## Extracted records
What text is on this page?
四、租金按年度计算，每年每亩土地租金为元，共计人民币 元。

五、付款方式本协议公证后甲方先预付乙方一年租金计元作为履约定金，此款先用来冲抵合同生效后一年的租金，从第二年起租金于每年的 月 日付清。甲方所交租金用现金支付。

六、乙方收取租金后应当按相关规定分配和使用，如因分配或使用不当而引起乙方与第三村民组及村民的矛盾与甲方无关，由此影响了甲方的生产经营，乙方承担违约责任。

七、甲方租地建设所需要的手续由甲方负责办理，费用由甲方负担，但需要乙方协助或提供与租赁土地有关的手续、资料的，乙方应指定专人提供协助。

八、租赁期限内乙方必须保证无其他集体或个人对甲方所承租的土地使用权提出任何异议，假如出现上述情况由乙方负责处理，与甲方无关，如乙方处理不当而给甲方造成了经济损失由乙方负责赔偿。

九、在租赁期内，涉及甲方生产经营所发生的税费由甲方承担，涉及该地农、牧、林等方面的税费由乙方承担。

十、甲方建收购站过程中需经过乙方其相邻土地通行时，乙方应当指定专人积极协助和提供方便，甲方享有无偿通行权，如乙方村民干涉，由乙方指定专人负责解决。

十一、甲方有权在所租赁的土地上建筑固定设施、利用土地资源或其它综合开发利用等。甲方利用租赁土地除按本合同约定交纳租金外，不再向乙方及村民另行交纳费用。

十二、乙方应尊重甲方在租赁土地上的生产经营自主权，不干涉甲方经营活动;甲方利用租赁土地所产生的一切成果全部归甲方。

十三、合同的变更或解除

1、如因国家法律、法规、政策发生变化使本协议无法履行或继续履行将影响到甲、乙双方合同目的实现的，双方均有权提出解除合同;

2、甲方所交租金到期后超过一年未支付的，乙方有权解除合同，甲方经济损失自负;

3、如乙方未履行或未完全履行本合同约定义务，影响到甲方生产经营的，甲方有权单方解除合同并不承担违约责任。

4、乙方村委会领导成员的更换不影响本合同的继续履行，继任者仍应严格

## Aim
Transcribe each record exactly. Leave nothing out.

## Result of this task
What text is on this page?
四、租金按年度计算，每年每亩土地租金为元，共计人民币 元。

五、付款方式本协议公证后甲方先预付乙方一年租金计元作为履约定金，此款先用来冲抵合同生效后一年的租金，从第二年起租金于每年的 月 日付清。甲方所交租金用现金支付。

六、乙方收取租金后应当按相关规定分配和使用，如因分配或使用不当而引起乙方与第三村民组及村民的矛盾与甲方无关，由此影响了甲方的生产经营，乙方承担违约责任。

七、甲方租地建设所需要的手续由甲方负责办理，费用由甲方负担，但需要乙方协助或提供与租赁土地有关的手续、资料的，乙方应指定专人提供协助。

八、租赁期限内乙方必须保证无其他集体或个人对甲方所承租的土地使用权提出任何异议，假如出现上述情况由乙方负责处理，与甲方无关，如乙方处理不当而给甲方造成了经济损失由乙方负责赔偿。

九、在租赁期内，涉及甲方生产经营所发生的税费由甲方承担，涉及该地农、牧、林等方面的税费由乙方承担。

十、甲方建收购站过程中需经过乙方其相邻土地通行时，乙方应当指定专人积极协助和提供方便，甲方享有无偿通行权，如乙方村民干涉，由乙方指定专人负责解决。

十一、甲方有权在所租赁的土地上建筑固定设施、利用土地资源或其它综合开发利用等。甲方利用租赁土地除按本合同约定交纳租金外，不再向乙方及村民另行交纳费用。

十二、乙方应尊重甲方在租赁土地上的生产经营自主权，不干涉甲方经营活动;甲方利用租赁土地所产生的一切成果全部归甲方。

十三、合同的变更或解除

1、如因国家法律、法规、政策发生变化使本协议无法履行或继续履行将影响到甲、乙双方合同目的实现的，双方均有权提出解除合同;

2、甲方所交租金到期后超过一年未支付的，乙方有权解除合同，甲方经济损失自负;

3、如乙方未履行或未完全履行本合同约定义务，影响到甲方生产经营的，甲方有权单方解除合同并不承担违约责任。

4、乙方村委会领导成员的更换不影响本合同的继续履行，继任者仍应严格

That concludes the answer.